[Begin Exercise data]
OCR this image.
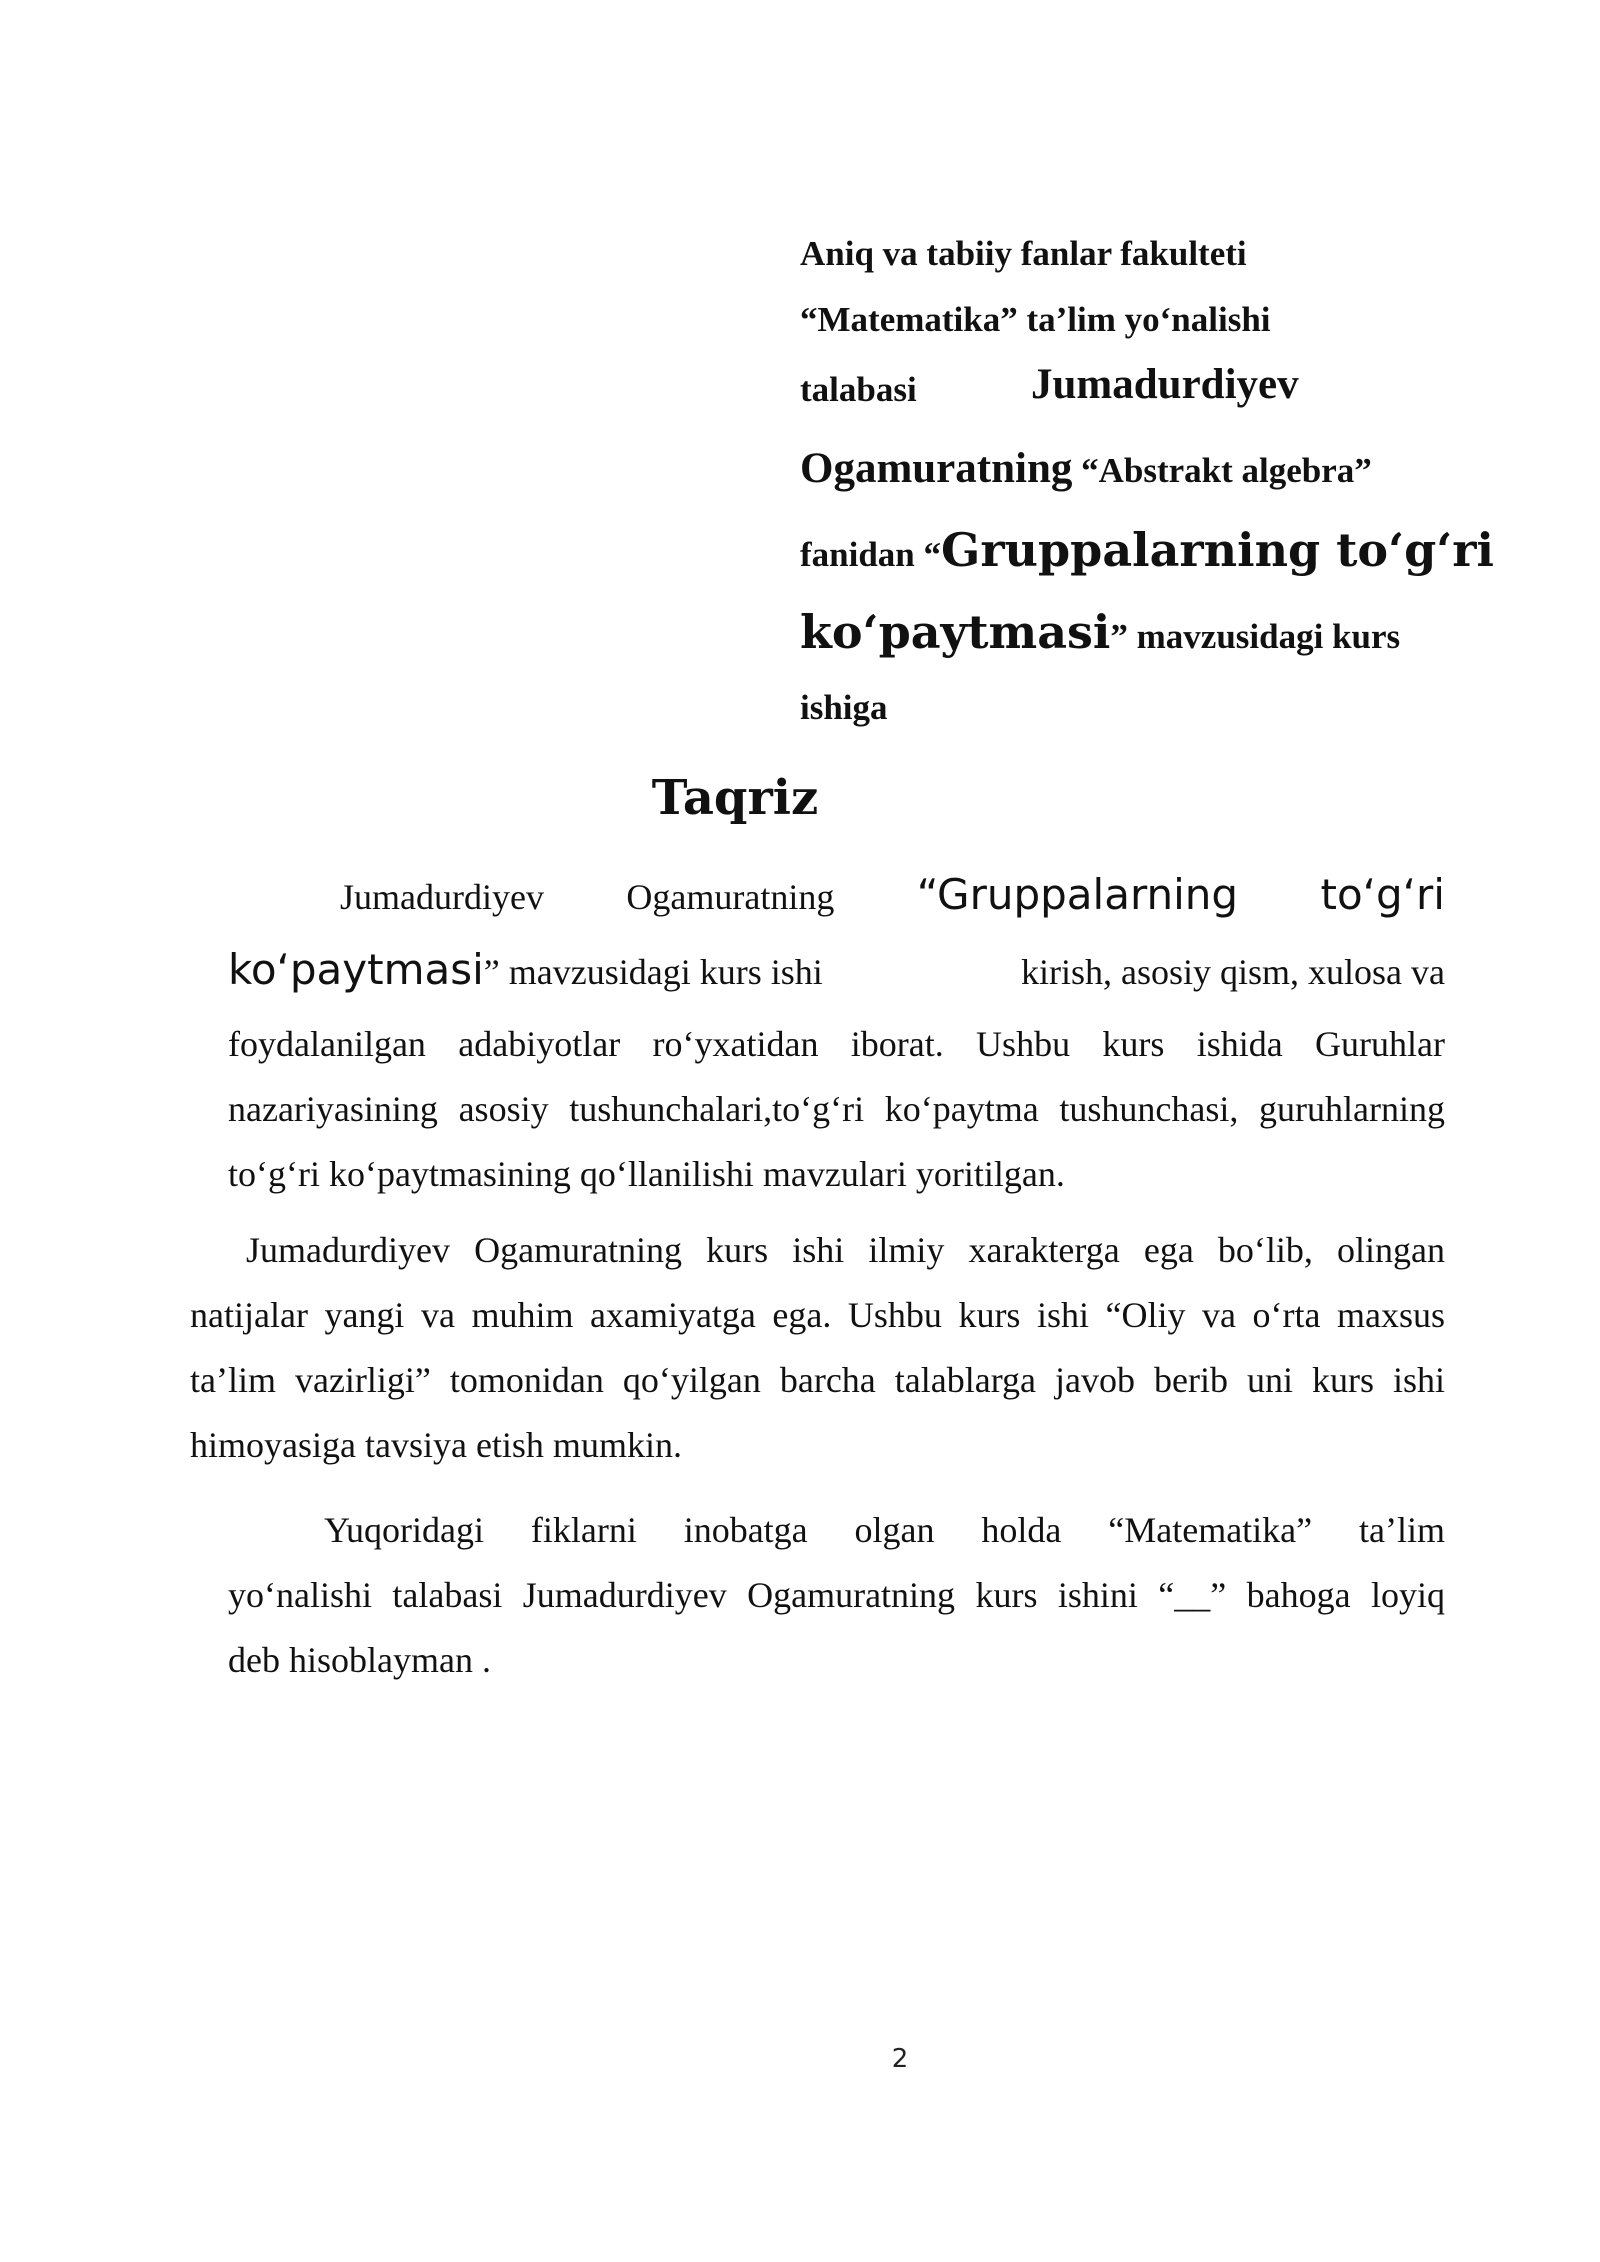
Aniq va tabiiy fanlar fakulteti
“Matematika” ta’lim yo‘nalishi
talabasi	Jumadurdiyev
Ogamuratning “Abstrakt algebra”
fanidan “Gruppalarning to‘g‘ri
ko‘paytmasi” mavzusidagi kurs
ishiga
Taqriz
Jumadurdiyev Ogamuratning “Gruppalarning to‘g‘ri
ko‘paytmasi” mavzusidagi kurs ishi	kirish, asosiy qism, xulosa va
foydalanilgan adabiyotlar ro‘yxatidan iborat. Ushbu kurs ishida Guruhlar
nazariyasining asosiy tushunchalari,to‘g‘ri ko‘paytma tushunchasi, guruhlarning
to‘g‘ri ko‘paytmasining qo‘llanilishi mavzulari yoritilgan.
Jumadurdiyev Ogamuratning kurs ishi ilmiy xarakterga ega bo‘lib, olingan
natijalar yangi va muhim axamiyatga ega. Ushbu kurs ishi “Oliy va o‘rta maxsus
ta’lim vazirligi” tomonidan qo‘yilgan barcha talablarga javob berib uni kurs ishi
himoyasiga tavsiya etish mumkin.
Yuqoridagi fiklarni inobatga olgan holda “Matematika” ta’lim
yo‘nalishi talabasi Jumadurdiyev Ogamuratning kurs ishini “__” bahoga loyiq
deb hisoblayman .
2
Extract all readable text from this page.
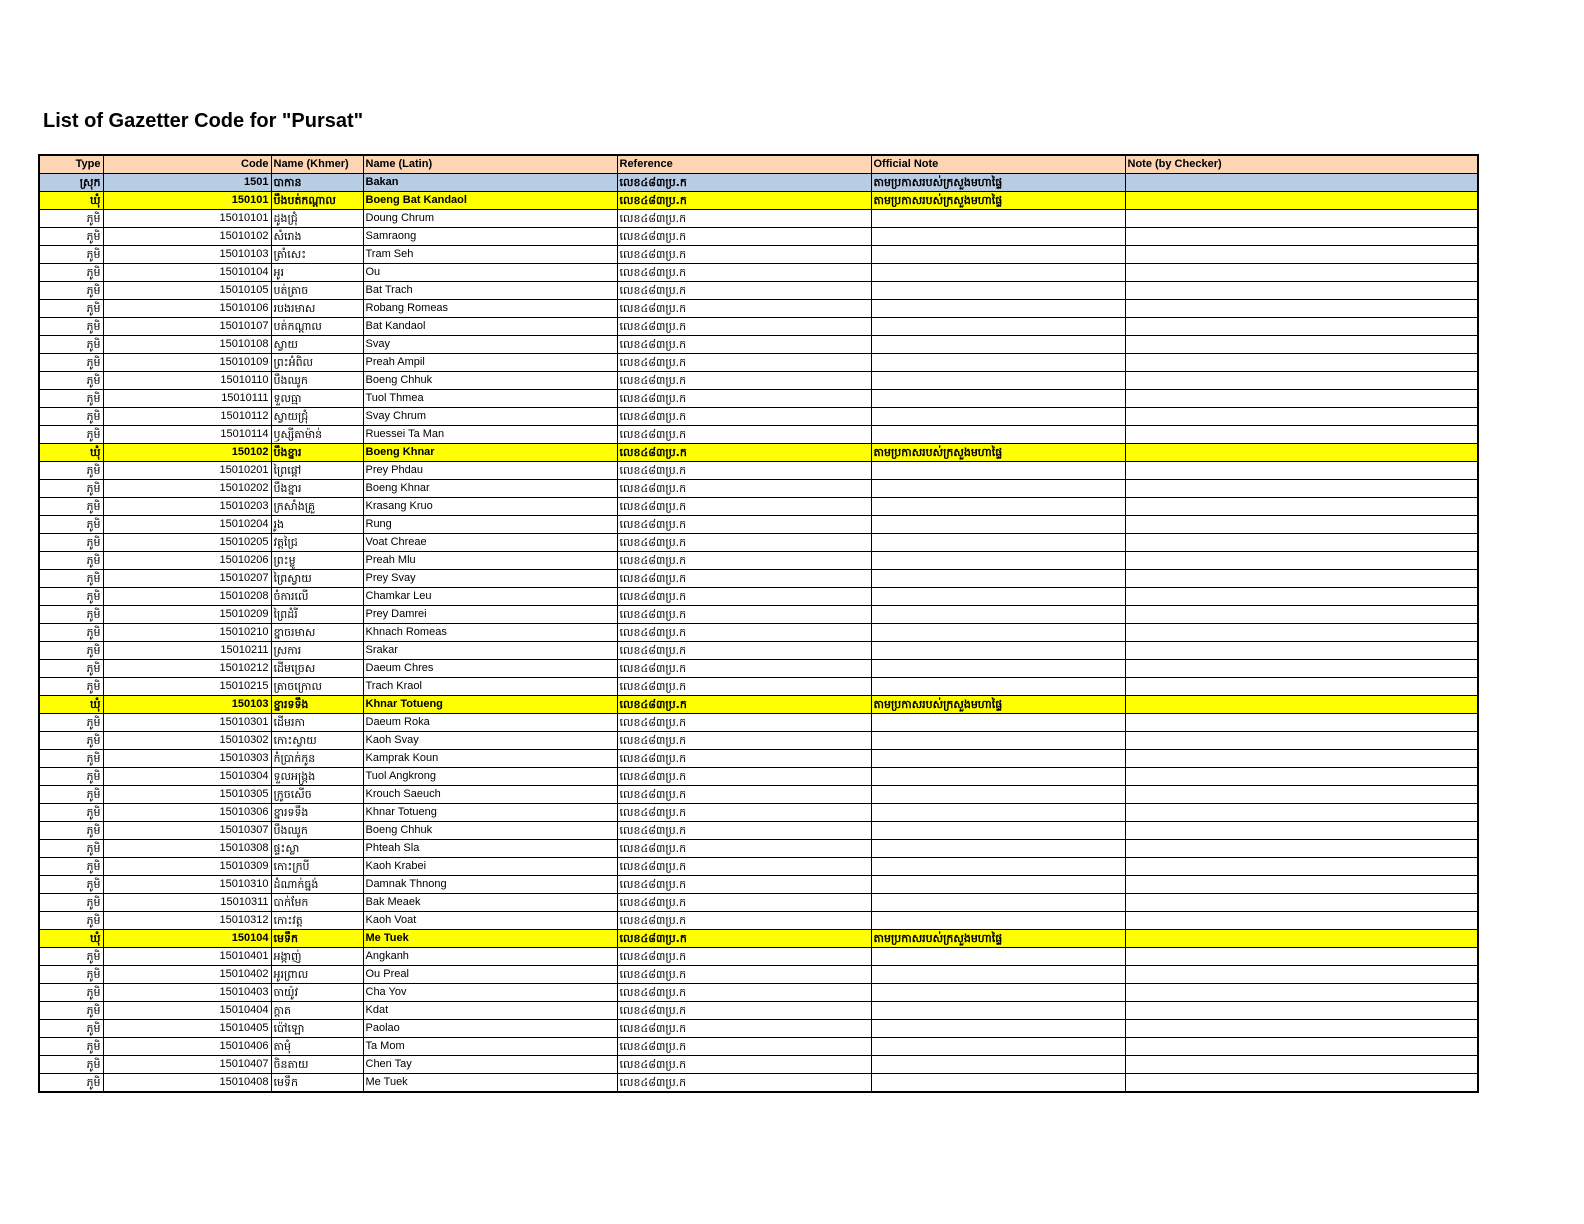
List of Gazetter Code for "Pursat"
Type	Code	Name (Khmer)	Name (Latin)	Reference	Official Note	Note (by Checker)
ស្រុក	1501	បាកាន	Bakan	លេខ៤៨៣ប្រ.ក	តាមប្រកាសរបស់ក្រសួងមហាផ្ទៃ	
ឃុំ	150101	បឹងបត់កណ្ដាល	Boeng Bat Kandaol	លេខ៤៨៣ប្រ.ក	តាមប្រកាសរបស់ក្រសួងមហាផ្ទៃ	
ភូមិ	15010101	ដូងជ្រុំ	Doung Chrum	លេខ៤៨៣ប្រ.ក		
ភូមិ	15010102	សំរោង	Samraong	លេខ៤៨៣ប្រ.ក		
ភូមិ	15010103	ត្រាំសេះ	Tram Seh	លេខ៤៨៣ប្រ.ក		
ភូមិ	15010104	អូរ	Ou	លេខ៤៨៣ប្រ.ក		
ភូមិ	15010105	បត់ត្រាច	Bat Trach	លេខ៤៨៣ប្រ.ក		
ភូមិ	15010106	របងរមាស	Robang Romeas	លេខ៤៨៣ប្រ.ក		
ភូមិ	15010107	បត់កណ្ដាល	Bat Kandaol	លេខ៤៨៣ប្រ.ក		
ភូមិ	15010108	ស្វាយ	Svay	លេខ៤៨៣ប្រ.ក		
ភូមិ	15010109	ព្រះអំពិល	Preah Ampil	លេខ៤៨៣ប្រ.ក		
ភូមិ	15010110	បឹងឈូក	Boeng Chhuk	លេខ៤៨៣ប្រ.ក		
ភូមិ	15010111	ទួលធ្មា	Tuol Thmea	លេខ៤៨៣ប្រ.ក		
ភូមិ	15010112	ស្វាយជ្រុំ	Svay Chrum	លេខ៤៨៣ប្រ.ក		
ភូមិ	15010114	ឫស្សីតាម៉ាន់	Ruessei Ta Man	លេខ៤៨៣ប្រ.ក		
ឃុំ	150102	បឹងខ្នារ	Boeng Khnar	លេខ៤៨៣ប្រ.ក	តាមប្រកាសរបស់ក្រសួងមហាផ្ទៃ	
ភូមិ	15010201	ព្រៃផ្ដៅ	Prey Phdau	លេខ៤៨៣ប្រ.ក		
ភូមិ	15010202	បឹងខ្នារ	Boeng Khnar	លេខ៤៨៣ប្រ.ក		
ភូមិ	15010203	ក្រសាំងគ្រួ	Krasang Kruo	លេខ៤៨៣ប្រ.ក		
ភូមិ	15010204	រូង	Rung	លេខ៤៨៣ប្រ.ក		
ភូមិ	15010205	វត្តជ្រៃ	Voat Chreae	លេខ៤៨៣ប្រ.ក		
ភូមិ	15010206	ព្រះម្លូ	Preah Mlu	លេខ៤៨៣ប្រ.ក		
ភូមិ	15010207	ព្រៃស្វាយ	Prey Svay	លេខ៤៨៣ប្រ.ក		
ភូមិ	15010208	ចំការលើ	Chamkar Leu	លេខ៤៨៣ប្រ.ក		
ភូមិ	15010209	ព្រៃដំរី	Prey Damrei	លេខ៤៨៣ប្រ.ក		
ភូមិ	15010210	ខ្នាចរមាស	Khnach Romeas	លេខ៤៨៣ប្រ.ក		
ភូមិ	15010211	ស្រការ	Srakar	លេខ៤៨៣ប្រ.ក		
ភូមិ	15010212	ដើមច្រេស	Daeum Chres	លេខ៤៨៣ប្រ.ក		
ភូមិ	15010215	ត្រាចក្រោល	Trach Kraol	លេខ៤៨៣ប្រ.ក		
ឃុំ	150103	ខ្នារទទឹង	Khnar Totueng	លេខ៤៨៣ប្រ.ក	តាមប្រកាសរបស់ក្រសួងមហាផ្ទៃ	
ភូមិ	15010301	ដើមរកា	Daeum Roka	លេខ៤៨៣ប្រ.ក		
ភូមិ	15010302	កោះស្វាយ	Kaoh Svay	លេខ៤៨៣ប្រ.ក		
ភូមិ	15010303	កំប្រាក់កូន	Kamprak Koun	លេខ៤៨៣ប្រ.ក		
ភូមិ	15010304	ទួលអង្រ្កង	Tuol Angkrong	លេខ៤៨៣ប្រ.ក		
ភូមិ	15010305	ក្រូចសើច	Krouch Saeuch	លេខ៤៨៣ប្រ.ក		
ភូមិ	15010306	ខ្នារទទឹង	Khnar Totueng	លេខ៤៨៣ប្រ.ក		
ភូមិ	15010307	បឹងឈូក	Boeng Chhuk	លេខ៤៨៣ប្រ.ក		
ភូមិ	15010308	ផ្ទះស្លា	Phteah Sla	លេខ៤៨៣ប្រ.ក		
ភូមិ	15010309	កោះក្របី	Kaoh Krabei	លេខ៤៨៣ប្រ.ក		
ភូមិ	15010310	ដំណាក់ធ្នង់	Damnak Thnong	លេខ៤៨៣ប្រ.ក		
ភូមិ	15010311	បាក់មែក	Bak Meaek	លេខ៤៨៣ប្រ.ក		
ភូមិ	15010312	កោះវត្ត	Kaoh Voat	លេខ៤៨៣ប្រ.ក		
ឃុំ	150104	មេទឹក	Me Tuek	លេខ៤៨៣ប្រ.ក	តាមប្រកាសរបស់ក្រសួងមហាផ្ទៃ	
ភូមិ	15010401	អង្កាញ់	Angkanh	លេខ៤៨៣ប្រ.ក		
ភូមិ	15010402	អូរព្រាល	Ou Preal	លេខ៤៨៣ប្រ.ក		
ភូមិ	15010403	ចាយ៉ូវ	Cha Yov	លេខ៤៨៣ប្រ.ក		
ភូមិ	15010404	ក្ដាត	Kdat	លេខ៤៨៣ប្រ.ក		
ភូមិ	15010405	ប៉ៅឡោ	Paolao	លេខ៤៨៣ប្រ.ក		
ភូមិ	15010406	តាមុំ	Ta Mom	លេខ៤៨៣ប្រ.ក		
ភូមិ	15010407	ចិនតាយ	Chen Tay	លេខ៤៨៣ប្រ.ក		
ភូមិ	15010408	មេទឹក	Me Tuek	លេខ៤៨៣ប្រ.ក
[End Exercise data]
(Task prompt) All lines in the data that contain the word "Preah" should be copied.

(Answer below)
ភូមិ	15010109	ព្រះអំពិល	Preah Ampil	លេខ៤៨៣ប្រ.ក		
ភូមិ	15010206	ព្រះម្លូ	Preah Mlu	លេខ៤៨៣ប្រ.ក		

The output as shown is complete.